Dataset entries
-.-.-

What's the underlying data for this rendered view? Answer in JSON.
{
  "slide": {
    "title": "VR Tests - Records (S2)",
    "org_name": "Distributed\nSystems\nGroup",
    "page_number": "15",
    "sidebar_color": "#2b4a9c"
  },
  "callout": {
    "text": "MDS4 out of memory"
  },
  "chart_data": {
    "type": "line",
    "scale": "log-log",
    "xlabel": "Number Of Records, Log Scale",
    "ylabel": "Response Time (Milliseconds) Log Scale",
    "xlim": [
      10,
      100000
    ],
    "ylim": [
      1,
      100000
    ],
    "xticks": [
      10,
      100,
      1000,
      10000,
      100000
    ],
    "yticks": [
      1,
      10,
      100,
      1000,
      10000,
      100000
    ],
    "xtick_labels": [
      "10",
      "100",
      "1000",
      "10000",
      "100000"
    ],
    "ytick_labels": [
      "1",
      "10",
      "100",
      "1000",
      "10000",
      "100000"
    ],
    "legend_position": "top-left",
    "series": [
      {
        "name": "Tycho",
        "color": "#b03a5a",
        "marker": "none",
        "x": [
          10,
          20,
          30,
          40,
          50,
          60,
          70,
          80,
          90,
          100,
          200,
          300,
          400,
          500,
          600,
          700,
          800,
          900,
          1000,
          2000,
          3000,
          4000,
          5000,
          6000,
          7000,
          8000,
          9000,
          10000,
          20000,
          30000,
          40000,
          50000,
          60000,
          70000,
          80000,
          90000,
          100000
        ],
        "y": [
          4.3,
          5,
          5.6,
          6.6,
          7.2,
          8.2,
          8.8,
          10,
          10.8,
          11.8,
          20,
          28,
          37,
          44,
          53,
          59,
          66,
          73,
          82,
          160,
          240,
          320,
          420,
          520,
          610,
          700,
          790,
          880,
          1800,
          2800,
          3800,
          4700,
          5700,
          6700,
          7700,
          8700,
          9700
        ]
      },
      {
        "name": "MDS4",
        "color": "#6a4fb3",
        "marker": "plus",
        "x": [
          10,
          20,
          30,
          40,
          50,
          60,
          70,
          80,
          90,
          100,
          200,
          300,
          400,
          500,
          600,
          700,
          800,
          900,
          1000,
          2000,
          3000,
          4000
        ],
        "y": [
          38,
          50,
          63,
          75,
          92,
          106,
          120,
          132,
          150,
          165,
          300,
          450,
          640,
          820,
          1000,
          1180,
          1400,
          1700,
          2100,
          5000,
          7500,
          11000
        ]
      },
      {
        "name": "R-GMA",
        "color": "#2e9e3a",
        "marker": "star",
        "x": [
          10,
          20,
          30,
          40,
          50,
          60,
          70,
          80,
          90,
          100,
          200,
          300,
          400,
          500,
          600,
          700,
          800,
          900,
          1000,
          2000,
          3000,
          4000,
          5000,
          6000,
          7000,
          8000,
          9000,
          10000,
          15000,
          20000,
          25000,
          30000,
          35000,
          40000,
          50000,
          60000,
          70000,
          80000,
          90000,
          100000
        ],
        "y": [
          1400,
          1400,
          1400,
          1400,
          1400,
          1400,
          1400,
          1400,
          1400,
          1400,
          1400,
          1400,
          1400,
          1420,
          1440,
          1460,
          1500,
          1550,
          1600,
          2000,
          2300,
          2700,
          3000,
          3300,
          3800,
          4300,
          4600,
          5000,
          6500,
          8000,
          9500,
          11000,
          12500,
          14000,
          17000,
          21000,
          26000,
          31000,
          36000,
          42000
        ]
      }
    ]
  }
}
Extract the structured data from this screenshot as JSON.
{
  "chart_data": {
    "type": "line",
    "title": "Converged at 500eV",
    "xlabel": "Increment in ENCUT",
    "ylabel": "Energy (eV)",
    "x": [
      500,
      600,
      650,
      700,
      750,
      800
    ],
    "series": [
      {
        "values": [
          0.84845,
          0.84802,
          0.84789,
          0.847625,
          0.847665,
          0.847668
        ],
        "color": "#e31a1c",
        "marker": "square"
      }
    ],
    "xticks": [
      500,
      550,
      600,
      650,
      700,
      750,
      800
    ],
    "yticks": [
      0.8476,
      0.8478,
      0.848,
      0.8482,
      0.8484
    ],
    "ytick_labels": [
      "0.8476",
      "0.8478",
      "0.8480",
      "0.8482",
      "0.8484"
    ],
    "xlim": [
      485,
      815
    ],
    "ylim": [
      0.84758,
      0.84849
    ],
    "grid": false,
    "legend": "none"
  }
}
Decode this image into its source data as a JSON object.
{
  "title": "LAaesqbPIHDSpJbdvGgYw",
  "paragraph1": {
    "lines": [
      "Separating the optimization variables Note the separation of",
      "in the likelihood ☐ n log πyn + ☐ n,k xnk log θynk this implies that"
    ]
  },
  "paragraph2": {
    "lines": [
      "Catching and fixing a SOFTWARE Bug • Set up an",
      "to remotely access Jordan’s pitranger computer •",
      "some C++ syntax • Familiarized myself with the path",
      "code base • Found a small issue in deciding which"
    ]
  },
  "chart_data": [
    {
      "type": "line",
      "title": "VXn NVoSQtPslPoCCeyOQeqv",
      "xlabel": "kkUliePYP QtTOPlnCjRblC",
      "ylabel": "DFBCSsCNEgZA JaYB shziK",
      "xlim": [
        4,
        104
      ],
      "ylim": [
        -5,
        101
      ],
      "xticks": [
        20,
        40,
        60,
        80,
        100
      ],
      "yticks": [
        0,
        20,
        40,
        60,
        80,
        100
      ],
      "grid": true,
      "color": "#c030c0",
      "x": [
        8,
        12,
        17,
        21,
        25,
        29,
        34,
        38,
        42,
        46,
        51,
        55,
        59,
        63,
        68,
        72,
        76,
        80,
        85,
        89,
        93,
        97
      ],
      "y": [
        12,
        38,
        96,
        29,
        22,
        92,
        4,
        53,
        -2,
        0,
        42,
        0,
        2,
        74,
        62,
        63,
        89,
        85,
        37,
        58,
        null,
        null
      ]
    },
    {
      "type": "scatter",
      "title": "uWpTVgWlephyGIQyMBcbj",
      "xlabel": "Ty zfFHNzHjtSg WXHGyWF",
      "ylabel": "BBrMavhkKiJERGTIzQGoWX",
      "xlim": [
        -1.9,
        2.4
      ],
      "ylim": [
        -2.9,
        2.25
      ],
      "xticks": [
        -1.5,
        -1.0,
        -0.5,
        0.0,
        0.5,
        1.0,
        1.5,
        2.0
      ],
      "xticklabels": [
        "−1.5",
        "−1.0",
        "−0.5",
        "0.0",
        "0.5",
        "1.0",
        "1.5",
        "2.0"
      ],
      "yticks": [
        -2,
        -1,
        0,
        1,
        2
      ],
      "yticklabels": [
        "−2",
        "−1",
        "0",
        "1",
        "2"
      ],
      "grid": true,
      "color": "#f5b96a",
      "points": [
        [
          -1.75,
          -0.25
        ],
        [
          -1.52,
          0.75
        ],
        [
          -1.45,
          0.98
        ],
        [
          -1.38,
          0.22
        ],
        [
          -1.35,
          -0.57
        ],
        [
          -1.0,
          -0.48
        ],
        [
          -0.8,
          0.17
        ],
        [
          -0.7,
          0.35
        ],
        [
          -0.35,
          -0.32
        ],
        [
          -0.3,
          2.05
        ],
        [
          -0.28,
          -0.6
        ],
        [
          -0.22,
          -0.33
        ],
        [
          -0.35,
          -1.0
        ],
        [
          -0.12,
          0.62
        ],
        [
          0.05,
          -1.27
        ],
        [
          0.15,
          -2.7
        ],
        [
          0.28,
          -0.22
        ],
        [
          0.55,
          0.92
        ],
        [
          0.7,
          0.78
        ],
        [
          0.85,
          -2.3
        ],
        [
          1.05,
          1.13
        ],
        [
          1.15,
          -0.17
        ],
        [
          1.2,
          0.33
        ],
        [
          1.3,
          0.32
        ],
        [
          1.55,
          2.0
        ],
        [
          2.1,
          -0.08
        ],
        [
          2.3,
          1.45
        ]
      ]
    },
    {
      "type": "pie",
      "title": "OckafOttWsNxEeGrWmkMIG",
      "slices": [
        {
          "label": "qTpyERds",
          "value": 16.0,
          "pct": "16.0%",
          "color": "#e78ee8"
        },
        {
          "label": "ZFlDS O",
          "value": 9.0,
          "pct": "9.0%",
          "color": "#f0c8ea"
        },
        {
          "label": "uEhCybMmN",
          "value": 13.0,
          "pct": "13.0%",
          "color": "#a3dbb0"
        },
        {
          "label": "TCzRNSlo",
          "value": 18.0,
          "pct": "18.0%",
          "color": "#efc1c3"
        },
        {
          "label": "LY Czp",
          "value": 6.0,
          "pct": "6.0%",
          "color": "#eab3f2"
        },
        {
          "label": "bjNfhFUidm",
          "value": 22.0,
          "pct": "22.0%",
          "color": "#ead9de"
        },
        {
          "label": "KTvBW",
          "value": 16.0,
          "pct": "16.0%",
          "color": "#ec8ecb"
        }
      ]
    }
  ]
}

-.-.-

- **DESCRIPTION OF THE TASK**
Give the number of lines in the entries above that include the string "ylabel". No other output is expected.

- **RESPONSE FOR THIS EXERCISE**
4